■ GIVEN TASK:
List, from the lines below, each one with "medical" in it.

■ SUPPLIED INFORMATION:
....
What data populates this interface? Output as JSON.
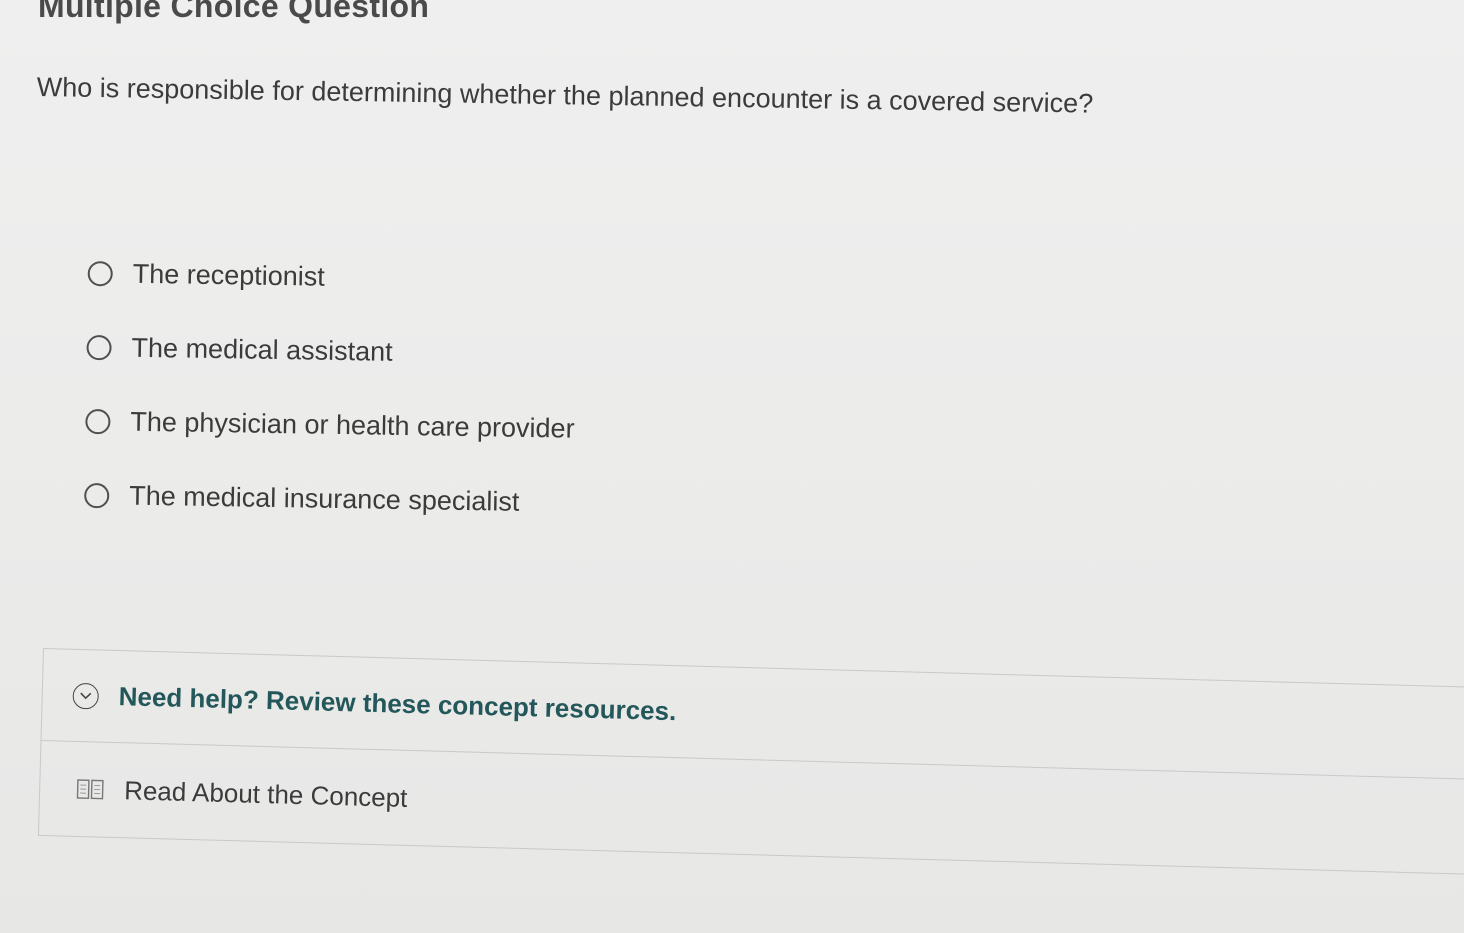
{
  "page": {
    "heading": "Multiple Choice Question"
  },
  "question": {
    "text": "Who is responsible for determining whether the planned encounter is a covered service?"
  },
  "options": [
    {
      "label": "The receptionist"
    },
    {
      "label": "The medical assistant"
    },
    {
      "label": "The physician or health care provider"
    },
    {
      "label": "The medical insurance specialist"
    }
  ],
  "help": {
    "title": "Need help? Review these concept resources.",
    "resource_label": "Read About the Concept"
  },
  "colors": {
    "accent": "#23575a",
    "text": "#3b3b3b",
    "border": "#c9c9c9"
  },
  "icons": {
    "radio": "radio-circle-icon",
    "help_toggle": "chevron-down-circle-icon",
    "resource": "book-icon"
  }
}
....
■ OUTPUT FOR THIS EXERCISE:
      "label": "The medical assistant"
      "label": "The medical insurance specialist"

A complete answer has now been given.